— Instructions for the task —
Collect all lines containing the word "Modena" from the data.

— Record list —

-- -- --

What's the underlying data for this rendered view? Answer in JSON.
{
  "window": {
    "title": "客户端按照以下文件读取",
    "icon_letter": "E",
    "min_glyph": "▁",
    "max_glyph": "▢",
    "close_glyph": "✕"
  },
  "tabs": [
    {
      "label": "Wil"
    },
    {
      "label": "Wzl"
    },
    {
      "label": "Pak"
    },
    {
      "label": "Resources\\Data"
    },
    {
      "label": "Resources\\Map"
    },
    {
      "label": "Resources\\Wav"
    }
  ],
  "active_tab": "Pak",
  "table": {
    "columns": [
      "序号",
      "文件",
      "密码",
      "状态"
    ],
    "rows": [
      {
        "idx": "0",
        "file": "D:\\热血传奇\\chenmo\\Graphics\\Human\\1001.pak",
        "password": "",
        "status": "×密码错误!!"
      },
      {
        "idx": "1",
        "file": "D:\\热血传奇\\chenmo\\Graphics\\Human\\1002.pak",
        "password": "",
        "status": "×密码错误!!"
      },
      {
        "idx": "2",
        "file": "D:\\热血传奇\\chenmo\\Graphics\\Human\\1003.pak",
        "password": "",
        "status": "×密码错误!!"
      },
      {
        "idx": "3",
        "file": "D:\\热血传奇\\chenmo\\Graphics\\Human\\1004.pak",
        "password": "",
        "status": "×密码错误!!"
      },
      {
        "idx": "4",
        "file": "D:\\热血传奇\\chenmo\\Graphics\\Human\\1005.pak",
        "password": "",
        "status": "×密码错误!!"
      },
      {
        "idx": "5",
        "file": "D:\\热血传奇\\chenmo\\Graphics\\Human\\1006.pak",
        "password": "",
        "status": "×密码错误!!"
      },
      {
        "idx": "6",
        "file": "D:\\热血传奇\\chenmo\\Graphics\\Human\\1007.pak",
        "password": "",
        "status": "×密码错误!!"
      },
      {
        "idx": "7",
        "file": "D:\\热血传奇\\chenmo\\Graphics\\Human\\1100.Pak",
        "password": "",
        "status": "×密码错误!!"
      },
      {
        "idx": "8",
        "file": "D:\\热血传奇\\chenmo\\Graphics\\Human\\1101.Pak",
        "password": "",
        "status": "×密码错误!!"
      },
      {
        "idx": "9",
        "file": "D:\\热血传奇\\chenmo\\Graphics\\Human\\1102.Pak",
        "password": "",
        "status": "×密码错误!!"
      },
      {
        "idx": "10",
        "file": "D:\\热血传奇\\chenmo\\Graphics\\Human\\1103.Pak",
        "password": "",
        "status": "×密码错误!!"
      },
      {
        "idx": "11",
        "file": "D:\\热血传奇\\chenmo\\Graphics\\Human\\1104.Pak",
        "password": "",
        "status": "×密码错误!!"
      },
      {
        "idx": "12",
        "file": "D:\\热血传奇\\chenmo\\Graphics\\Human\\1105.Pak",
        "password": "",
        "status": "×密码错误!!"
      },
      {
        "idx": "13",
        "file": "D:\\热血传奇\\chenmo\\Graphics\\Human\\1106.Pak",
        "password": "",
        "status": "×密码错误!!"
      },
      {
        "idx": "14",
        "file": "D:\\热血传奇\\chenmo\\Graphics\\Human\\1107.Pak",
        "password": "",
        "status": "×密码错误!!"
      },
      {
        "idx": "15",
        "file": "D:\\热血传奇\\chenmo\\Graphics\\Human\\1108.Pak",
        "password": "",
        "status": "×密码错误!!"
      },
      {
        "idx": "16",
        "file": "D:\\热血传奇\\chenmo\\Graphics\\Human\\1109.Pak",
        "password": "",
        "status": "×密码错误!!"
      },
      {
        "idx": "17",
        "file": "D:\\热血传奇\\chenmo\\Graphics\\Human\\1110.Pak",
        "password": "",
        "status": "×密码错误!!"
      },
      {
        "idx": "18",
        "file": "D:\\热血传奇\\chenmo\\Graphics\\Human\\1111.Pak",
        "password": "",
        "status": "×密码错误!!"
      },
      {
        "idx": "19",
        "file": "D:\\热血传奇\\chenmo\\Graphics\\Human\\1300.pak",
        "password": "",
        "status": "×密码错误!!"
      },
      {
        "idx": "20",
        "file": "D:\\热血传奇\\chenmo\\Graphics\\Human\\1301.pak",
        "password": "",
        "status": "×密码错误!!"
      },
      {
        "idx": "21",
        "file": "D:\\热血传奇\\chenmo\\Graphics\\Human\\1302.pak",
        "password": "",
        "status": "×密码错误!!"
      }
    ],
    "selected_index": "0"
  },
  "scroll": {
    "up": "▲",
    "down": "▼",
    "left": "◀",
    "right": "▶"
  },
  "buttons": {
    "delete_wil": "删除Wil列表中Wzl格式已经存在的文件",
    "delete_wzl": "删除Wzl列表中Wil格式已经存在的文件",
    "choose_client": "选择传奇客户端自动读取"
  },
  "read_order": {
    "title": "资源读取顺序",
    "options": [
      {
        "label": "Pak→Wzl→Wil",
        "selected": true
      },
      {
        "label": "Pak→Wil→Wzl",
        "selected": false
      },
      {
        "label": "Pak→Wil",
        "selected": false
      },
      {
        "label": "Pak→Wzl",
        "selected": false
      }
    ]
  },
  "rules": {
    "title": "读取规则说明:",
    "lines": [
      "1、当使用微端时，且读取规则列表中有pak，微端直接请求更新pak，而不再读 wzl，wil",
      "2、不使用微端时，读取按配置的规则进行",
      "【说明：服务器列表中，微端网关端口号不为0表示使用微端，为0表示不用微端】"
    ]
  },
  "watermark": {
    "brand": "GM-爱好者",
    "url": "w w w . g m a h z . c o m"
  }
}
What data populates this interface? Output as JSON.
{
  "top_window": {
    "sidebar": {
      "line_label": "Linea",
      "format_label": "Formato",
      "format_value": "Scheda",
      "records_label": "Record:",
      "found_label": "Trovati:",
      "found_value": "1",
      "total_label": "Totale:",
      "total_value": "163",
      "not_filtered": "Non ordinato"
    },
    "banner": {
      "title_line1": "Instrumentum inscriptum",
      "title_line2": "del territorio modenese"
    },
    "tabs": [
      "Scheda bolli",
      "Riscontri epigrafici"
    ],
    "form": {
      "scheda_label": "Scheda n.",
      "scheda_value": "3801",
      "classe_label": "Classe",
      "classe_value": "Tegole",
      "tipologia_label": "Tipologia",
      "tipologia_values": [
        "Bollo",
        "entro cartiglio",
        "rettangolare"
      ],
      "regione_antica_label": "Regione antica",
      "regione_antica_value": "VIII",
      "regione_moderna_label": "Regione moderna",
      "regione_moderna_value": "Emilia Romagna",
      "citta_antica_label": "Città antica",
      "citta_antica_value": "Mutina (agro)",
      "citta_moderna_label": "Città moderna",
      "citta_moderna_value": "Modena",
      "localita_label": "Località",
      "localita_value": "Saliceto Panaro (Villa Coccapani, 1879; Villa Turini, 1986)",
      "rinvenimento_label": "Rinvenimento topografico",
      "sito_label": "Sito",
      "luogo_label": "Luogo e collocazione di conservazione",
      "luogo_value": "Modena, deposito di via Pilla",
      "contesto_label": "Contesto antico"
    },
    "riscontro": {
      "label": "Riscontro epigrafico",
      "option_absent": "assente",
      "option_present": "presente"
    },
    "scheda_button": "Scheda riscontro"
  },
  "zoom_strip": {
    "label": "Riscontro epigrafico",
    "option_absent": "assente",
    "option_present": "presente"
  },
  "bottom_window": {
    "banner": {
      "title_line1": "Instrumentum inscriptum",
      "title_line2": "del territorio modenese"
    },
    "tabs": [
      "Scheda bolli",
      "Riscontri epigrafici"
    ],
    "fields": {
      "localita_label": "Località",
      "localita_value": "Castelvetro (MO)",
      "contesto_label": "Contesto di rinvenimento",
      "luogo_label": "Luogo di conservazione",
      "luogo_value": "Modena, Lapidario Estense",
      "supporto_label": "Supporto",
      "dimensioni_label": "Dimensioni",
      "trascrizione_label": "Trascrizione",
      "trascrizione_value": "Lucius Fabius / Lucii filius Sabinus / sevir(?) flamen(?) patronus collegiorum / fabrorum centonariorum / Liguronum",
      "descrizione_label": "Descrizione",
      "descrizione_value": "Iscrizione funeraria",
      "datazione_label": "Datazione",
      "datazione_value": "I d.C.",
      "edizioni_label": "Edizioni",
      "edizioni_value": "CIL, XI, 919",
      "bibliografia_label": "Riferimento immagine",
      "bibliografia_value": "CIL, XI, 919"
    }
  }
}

-- -- --

— Finished exercise —
      "citta_moderna_value": "Modena",
      "luogo_value": "Modena, deposito di via Pilla",
      "luogo_value": "Modena, Lapidario Estense",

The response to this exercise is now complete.